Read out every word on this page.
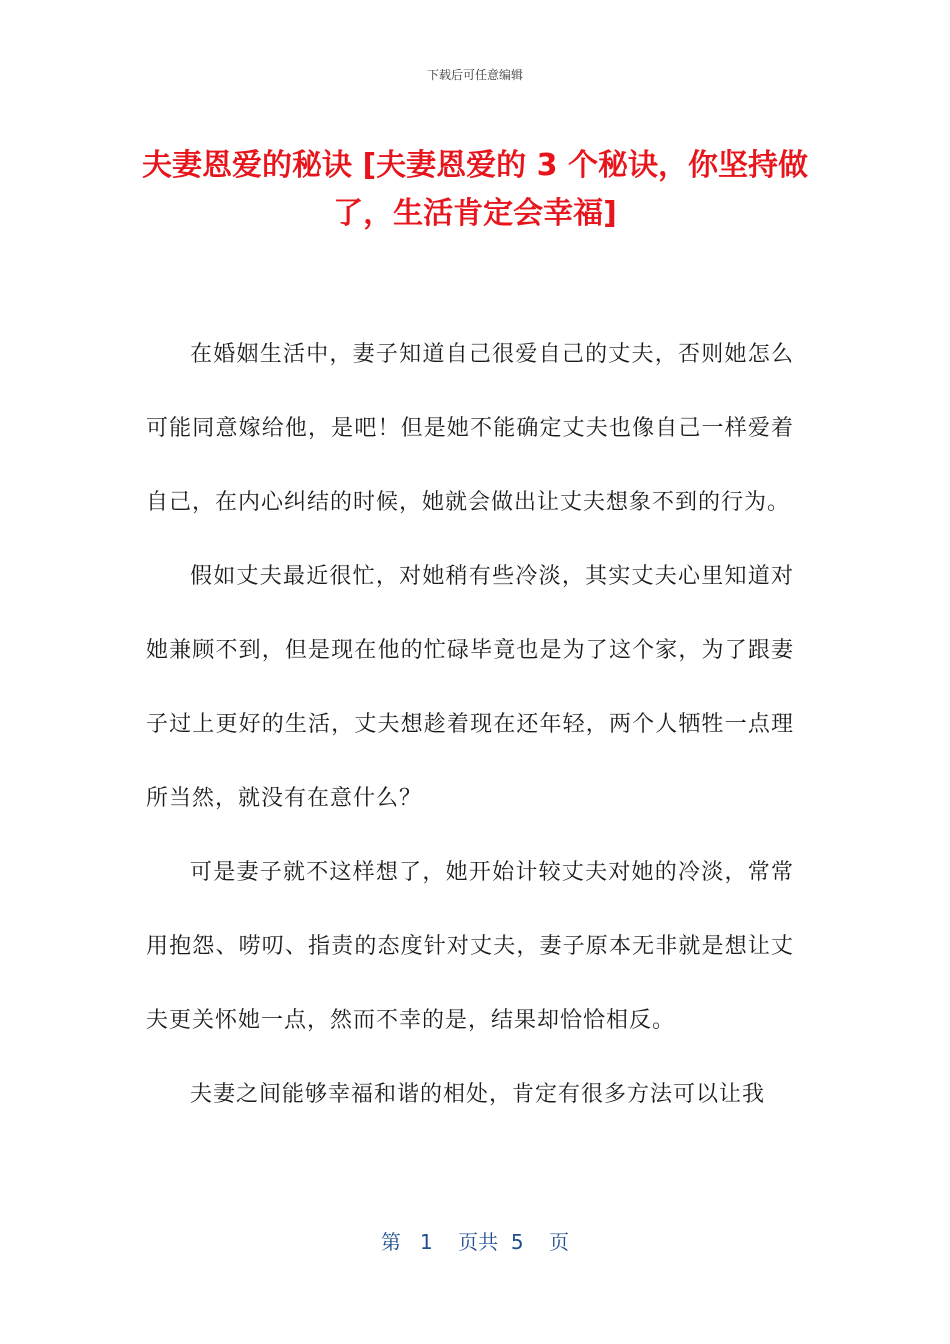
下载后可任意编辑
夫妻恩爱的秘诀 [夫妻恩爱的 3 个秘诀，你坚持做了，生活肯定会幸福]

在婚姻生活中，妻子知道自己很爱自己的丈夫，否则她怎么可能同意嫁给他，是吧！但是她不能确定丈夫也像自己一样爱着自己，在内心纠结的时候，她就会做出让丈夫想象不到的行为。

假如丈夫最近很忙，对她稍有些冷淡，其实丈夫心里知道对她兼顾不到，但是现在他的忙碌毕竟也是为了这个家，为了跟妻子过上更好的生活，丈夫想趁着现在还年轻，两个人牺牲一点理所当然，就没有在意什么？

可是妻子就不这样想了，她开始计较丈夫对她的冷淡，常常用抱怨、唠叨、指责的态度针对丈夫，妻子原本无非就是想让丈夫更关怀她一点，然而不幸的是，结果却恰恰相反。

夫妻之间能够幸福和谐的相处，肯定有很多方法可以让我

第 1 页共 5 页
+ + + + + + +
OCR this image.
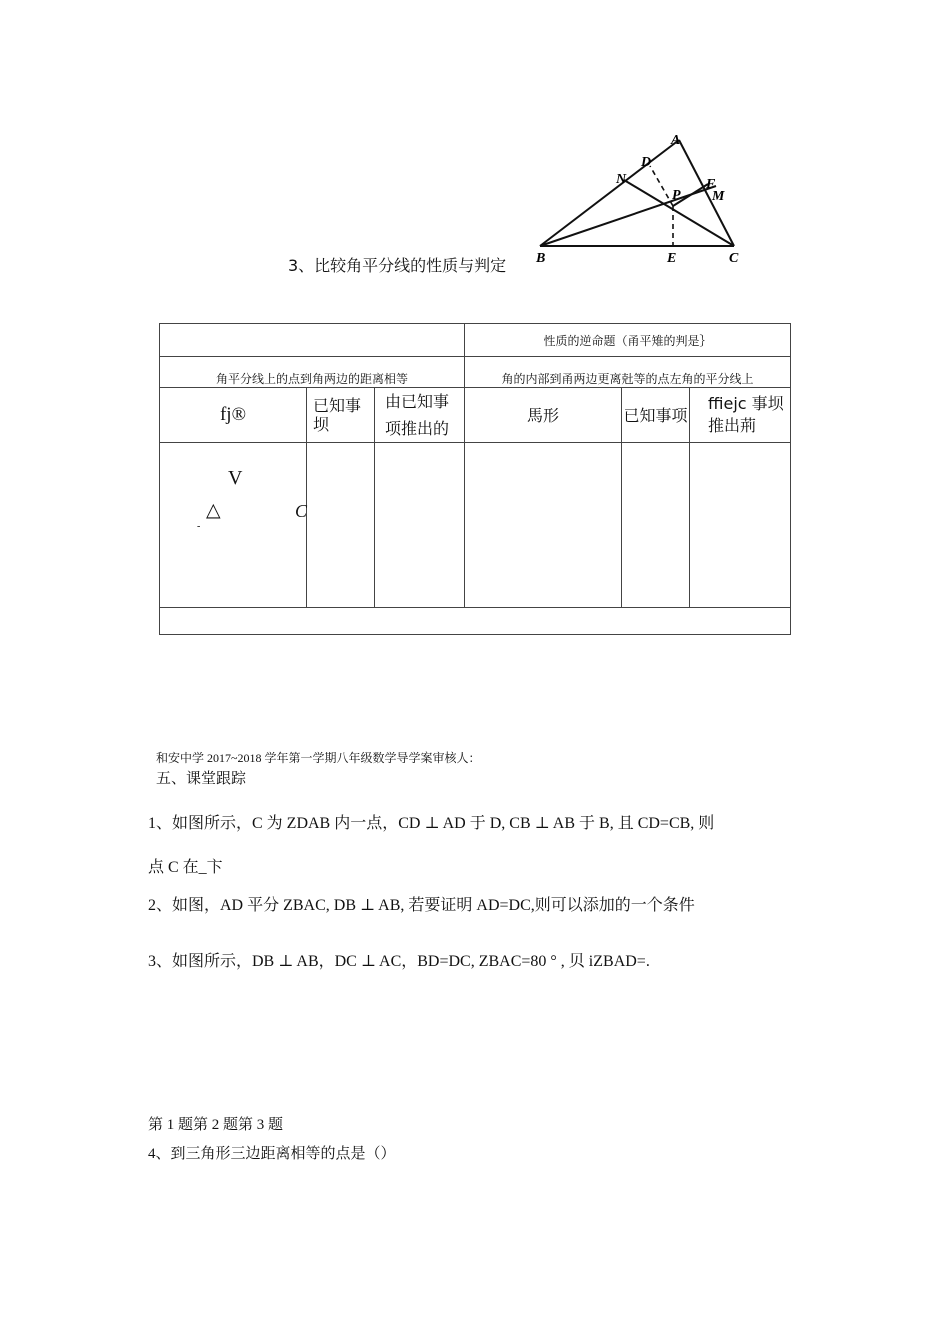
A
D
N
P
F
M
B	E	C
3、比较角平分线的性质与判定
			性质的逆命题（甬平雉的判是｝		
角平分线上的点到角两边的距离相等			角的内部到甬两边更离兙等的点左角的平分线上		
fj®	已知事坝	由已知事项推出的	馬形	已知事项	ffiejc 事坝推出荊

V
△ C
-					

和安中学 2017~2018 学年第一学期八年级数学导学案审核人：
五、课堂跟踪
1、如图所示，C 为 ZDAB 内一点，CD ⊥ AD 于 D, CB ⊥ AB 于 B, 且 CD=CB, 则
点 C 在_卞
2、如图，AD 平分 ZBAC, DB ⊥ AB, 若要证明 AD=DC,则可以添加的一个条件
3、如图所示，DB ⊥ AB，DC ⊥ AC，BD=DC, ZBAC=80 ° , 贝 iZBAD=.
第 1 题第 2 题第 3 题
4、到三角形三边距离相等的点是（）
+ + + + + + +
Request: From the data, list each line in which the string "this" appears.

Response:
Read out every word on this page.
OCR this image.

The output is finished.